## Tareas
1. Repita literalmente el pasaje del texto sobre el «Avenir» que va desde "Plura ut unum." hasta "su campaña antigalicana.".
2. Responda, según el texto sobre el «Avenir», a estas preguntas:
(a) ¿Qué posición de los redactores del «Avenir» alabaron más tarde los simpatizantes del periódico?
(b) ¿Qué lema adoptaron quienes sostenían esa actitud?
(c) ¿En qué fecha se publicó el número de CRISTIANDAD indicado en el encabezado?
3. Prosiga la redacción del texto sobre el «Avenir» a partir de su última oración.

## Texto para leer

Francisco Canals Vidal

CRISTIANDAD Año II, nº 41, páginas 517-519. Barcelona-Madrid, 1 de diciembre de 1945

Plura ut unum.

Una de las ideas en que con más entusiasmo insistían los redactores del «Avenir» en el tiempo de la efímera vida de la publicación y por la cual más tarde los simpatizantes del célebre periódico continuaron alabándole, fue su posición «ultramontana», su campaña antigalicana.

Una noticia elemental de la naturaleza, el origen y la evolución histórica de esta doctrina, hasta llegar a la situación en que se encontraba a la caída de la monarquía restaurada, nos hará comprender el especial matiz que tuvo en los que tomaron por lema «Dios y la libertad» esta actitud contraria a las tendencias y simpatías de gran parte del llamado «Ancien clergé».

## Conjunto de filas
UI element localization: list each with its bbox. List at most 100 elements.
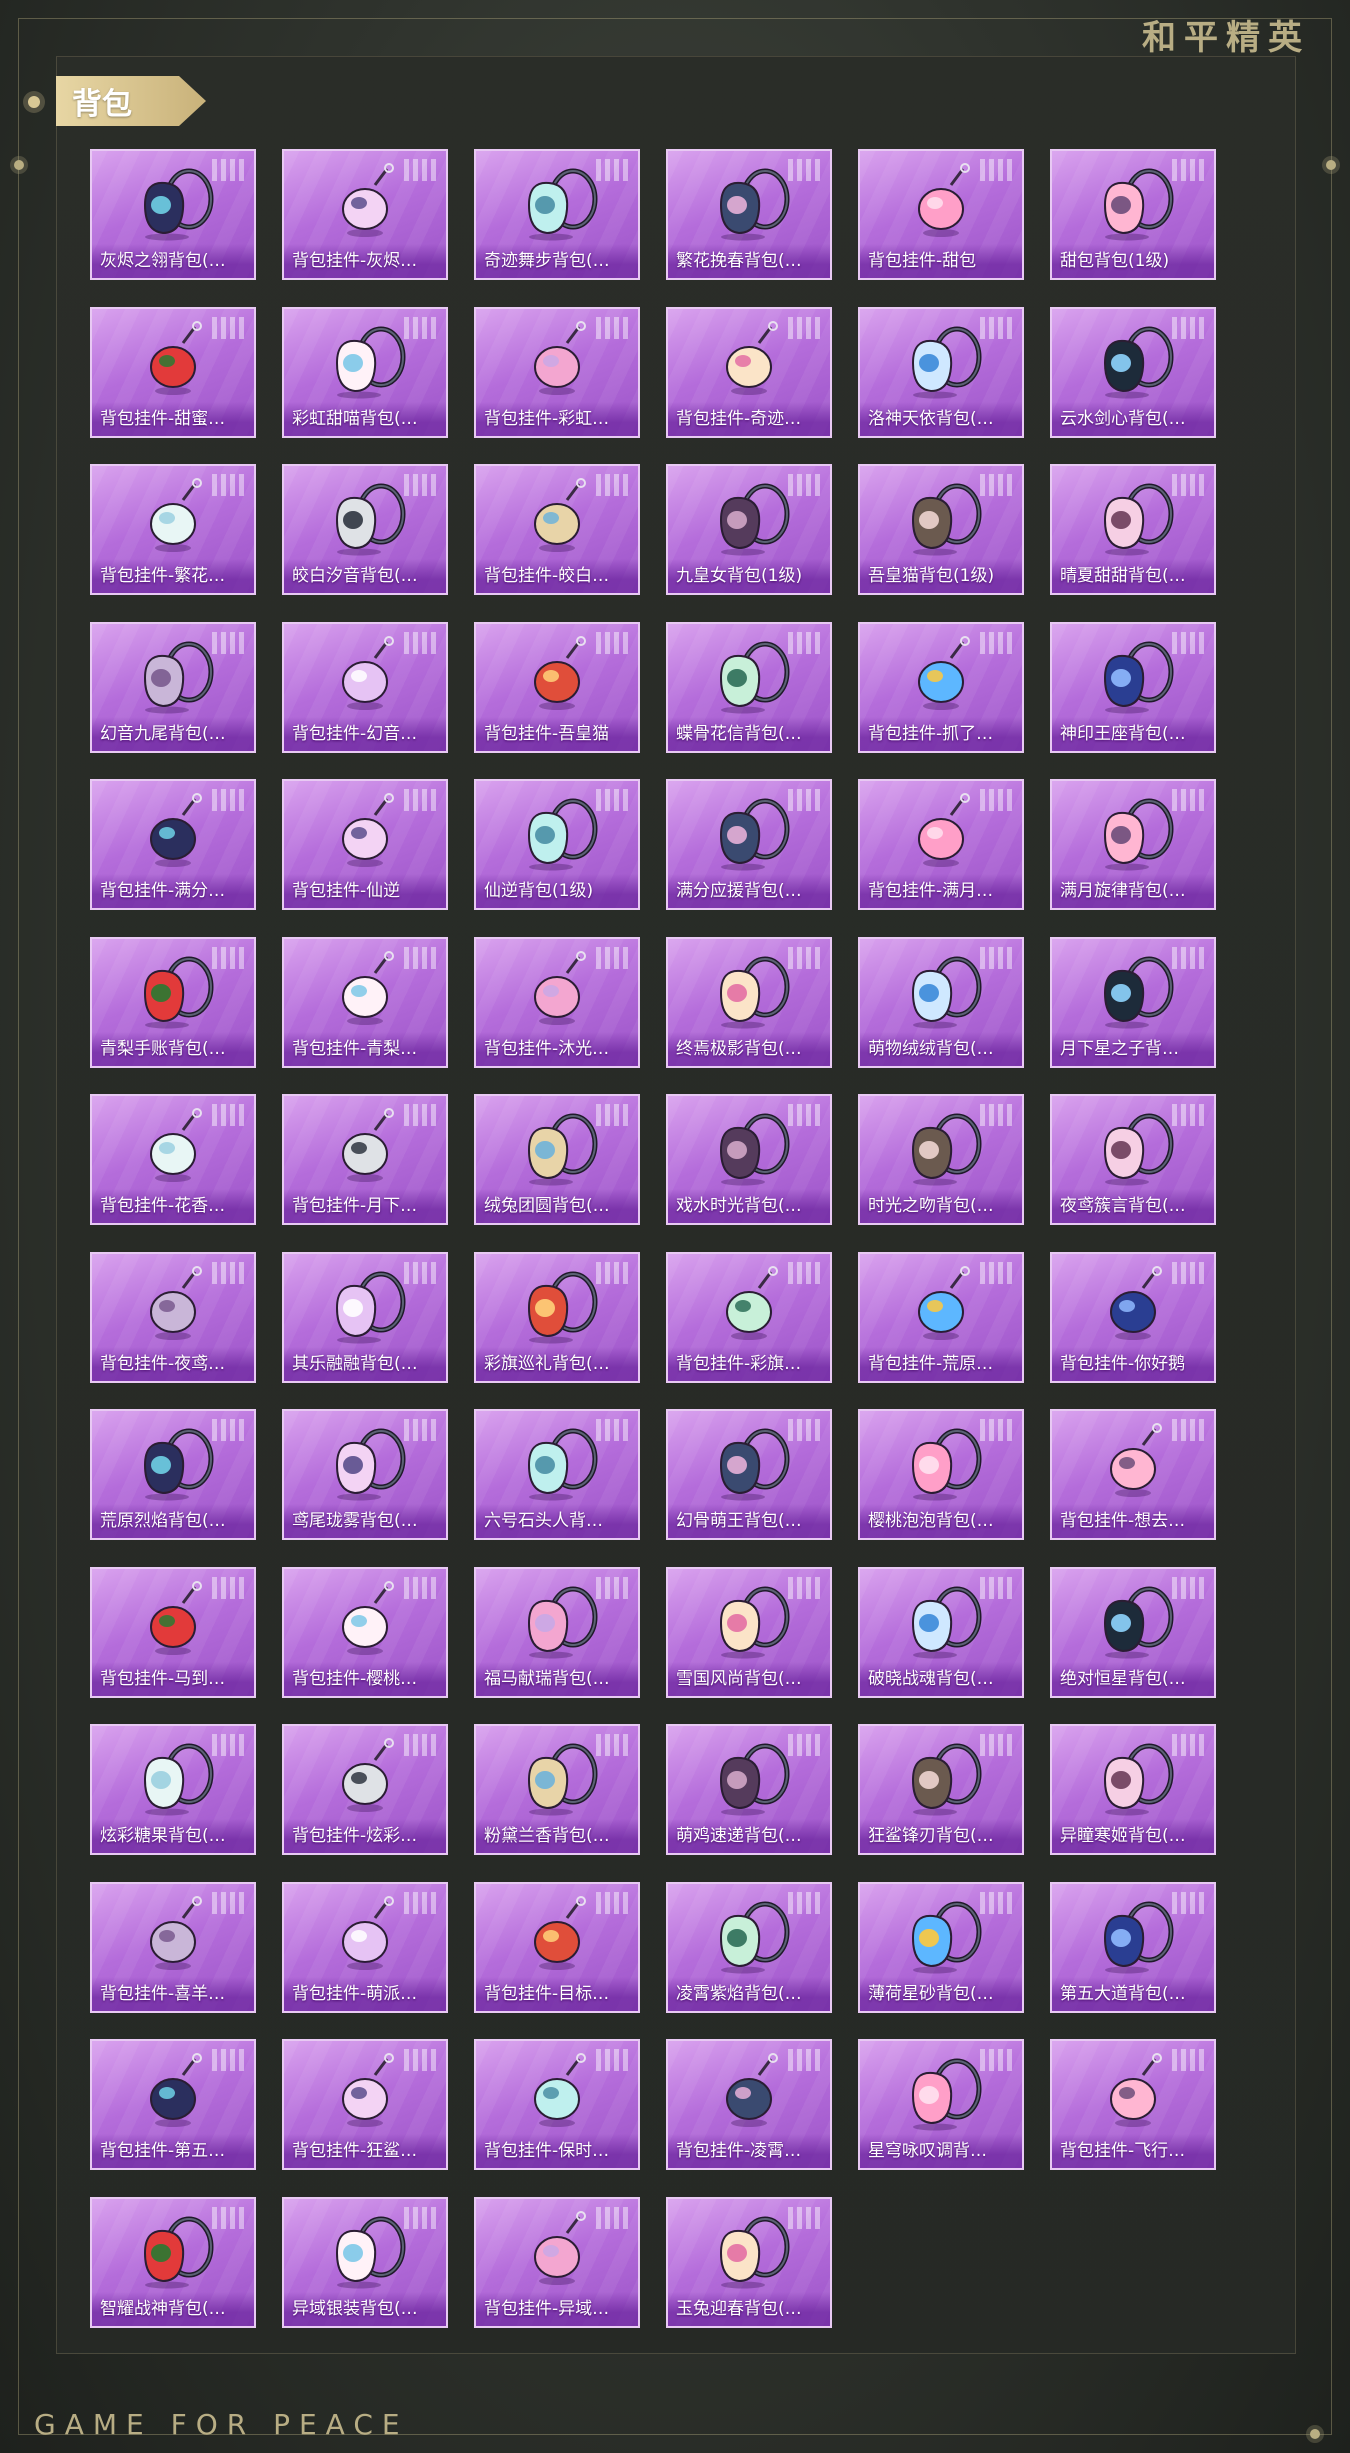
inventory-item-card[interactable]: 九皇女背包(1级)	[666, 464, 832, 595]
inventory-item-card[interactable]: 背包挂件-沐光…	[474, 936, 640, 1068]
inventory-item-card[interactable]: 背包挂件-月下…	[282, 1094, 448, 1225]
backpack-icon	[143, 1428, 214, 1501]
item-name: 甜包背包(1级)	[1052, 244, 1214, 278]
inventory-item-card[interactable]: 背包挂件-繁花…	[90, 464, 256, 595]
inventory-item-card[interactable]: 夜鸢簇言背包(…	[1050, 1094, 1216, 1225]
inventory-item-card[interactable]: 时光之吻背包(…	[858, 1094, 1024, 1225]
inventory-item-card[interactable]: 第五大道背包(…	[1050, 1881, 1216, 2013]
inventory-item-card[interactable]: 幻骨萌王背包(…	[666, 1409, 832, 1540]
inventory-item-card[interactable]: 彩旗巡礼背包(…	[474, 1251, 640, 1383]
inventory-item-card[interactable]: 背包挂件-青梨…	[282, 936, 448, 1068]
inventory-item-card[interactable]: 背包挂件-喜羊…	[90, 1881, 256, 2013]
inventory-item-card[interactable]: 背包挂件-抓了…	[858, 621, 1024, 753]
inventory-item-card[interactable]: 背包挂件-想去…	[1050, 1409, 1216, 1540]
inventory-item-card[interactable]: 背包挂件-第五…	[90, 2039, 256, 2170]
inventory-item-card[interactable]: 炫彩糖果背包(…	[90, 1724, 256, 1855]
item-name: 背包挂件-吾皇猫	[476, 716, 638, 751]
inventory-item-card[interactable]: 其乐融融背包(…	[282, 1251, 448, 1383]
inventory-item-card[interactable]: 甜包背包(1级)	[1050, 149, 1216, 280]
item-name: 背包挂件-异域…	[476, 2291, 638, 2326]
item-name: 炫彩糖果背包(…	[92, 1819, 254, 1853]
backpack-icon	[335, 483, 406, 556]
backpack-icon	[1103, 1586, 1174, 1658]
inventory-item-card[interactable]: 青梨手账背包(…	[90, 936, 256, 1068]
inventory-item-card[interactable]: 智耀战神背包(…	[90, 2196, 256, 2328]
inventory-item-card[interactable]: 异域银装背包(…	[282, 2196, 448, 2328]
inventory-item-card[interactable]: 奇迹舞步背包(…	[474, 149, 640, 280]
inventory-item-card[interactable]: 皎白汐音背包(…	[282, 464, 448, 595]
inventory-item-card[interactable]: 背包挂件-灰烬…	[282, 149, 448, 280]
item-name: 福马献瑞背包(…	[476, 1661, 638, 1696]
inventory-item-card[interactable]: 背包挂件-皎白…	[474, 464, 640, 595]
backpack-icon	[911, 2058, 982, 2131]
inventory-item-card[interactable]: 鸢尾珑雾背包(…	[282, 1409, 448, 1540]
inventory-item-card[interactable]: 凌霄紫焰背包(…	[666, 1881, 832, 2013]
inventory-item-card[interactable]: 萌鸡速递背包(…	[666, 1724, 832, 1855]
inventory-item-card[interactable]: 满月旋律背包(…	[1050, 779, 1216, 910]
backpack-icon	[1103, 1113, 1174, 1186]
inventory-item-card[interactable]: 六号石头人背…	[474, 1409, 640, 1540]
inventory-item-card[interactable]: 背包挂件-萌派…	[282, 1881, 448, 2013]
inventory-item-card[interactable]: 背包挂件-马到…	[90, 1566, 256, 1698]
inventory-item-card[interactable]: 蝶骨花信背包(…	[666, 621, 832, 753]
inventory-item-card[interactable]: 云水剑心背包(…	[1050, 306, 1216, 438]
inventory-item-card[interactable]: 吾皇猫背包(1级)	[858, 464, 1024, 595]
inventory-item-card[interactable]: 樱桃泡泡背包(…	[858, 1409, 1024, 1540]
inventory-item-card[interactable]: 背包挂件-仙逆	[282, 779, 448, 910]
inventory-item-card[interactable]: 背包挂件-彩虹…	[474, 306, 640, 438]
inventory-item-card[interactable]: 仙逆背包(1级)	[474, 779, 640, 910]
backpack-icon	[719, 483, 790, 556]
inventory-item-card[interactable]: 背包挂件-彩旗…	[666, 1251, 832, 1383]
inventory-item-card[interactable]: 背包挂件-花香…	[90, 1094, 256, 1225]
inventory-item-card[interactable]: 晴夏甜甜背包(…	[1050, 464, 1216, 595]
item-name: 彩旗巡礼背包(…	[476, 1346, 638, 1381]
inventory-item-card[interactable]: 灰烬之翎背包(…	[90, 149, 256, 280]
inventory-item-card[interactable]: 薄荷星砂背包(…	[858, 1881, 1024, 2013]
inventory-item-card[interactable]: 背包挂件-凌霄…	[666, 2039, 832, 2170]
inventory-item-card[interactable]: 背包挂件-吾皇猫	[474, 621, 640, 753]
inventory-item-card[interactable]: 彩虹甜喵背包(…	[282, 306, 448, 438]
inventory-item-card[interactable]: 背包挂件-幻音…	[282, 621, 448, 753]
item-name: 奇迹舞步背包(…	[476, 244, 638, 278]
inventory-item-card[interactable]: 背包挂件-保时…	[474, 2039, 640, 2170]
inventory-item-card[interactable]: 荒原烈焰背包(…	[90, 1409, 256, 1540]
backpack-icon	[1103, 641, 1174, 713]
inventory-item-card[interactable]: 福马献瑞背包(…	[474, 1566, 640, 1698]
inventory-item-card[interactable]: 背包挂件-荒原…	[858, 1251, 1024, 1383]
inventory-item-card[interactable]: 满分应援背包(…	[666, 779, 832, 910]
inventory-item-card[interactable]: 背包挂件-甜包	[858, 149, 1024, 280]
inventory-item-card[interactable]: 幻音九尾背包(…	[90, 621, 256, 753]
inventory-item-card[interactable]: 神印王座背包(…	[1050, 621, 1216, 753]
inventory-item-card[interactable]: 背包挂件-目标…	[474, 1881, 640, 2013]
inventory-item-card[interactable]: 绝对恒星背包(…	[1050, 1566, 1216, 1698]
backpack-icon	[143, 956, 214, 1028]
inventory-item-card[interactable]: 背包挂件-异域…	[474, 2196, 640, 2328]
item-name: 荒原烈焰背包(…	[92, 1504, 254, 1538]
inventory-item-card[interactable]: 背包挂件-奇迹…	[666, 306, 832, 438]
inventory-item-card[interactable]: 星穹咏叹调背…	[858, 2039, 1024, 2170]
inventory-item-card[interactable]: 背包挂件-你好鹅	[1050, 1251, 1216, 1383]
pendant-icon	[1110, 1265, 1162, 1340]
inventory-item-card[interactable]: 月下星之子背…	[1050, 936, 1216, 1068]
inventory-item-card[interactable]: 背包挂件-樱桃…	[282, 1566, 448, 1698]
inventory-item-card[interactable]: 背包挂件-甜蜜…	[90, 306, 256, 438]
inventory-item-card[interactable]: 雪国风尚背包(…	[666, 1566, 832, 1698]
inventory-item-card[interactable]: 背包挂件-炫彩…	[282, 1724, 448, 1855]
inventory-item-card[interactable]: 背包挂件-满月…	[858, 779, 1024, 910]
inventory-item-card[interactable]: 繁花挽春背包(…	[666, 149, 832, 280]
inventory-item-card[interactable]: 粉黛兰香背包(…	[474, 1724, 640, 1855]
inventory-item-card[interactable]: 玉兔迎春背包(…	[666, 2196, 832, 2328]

## Resultados por tarea
1.
Plura ut unum.

Una de las ideas en que con más entusiasmo insistían los redactores del «Avenir» en el tiempo de la efímera vida de la publicación y por la cual más tarde los simpatizantes del célebre periódico continuaron alabándole, fue su posición «ultramontana», su campaña antigalicana.

2.
(a) Su posición «ultramontana», su campaña antigalicana.
(b) «Dios y la libertad».
(c) El 1 de diciembre de 1945.

3.
Galicanismo político y teológico

Dos conceptos distintos se comprenden en el término galicanismo (de galicano, francés), y hay que tener en cuenta al considerar su origen. Por una parte un conjunto de sistemas teológicos sobre la constitución de la Iglesia como sociedad monárquica y jerárquica, tendentes a someter la monarquía del Romano Pontífice a la aristocracia episcopal; sistemas que no reconocen la infalibilidad del Romano Pontífice, sometiendo sus decisiones al consentimiento del episcopado y subordinando el Papa al Concilio general. Tal es el llamado galicanismo teológico o de los obispos, como le llamaba Bossuet, para distinguirle del galicanismo de los magistrados, el llamado galicanismo político.

Este segundo aspecto se orientaba más bien al problema de las relaciones entre la Iglesia y el Estado. Los jurisconsultos y magistrados franceses sustentaban en nombre de la autoridad del Rey cristianísimo un sistema de doctrinas regalistas que tendían por una parte a negar todo poder de la Iglesia sobre la sociedad civil al mismo tiempo que otorgaban al monarca exageradas e injustas facultades que le permitían intervenir despóticamente en la disciplina eclesiástica.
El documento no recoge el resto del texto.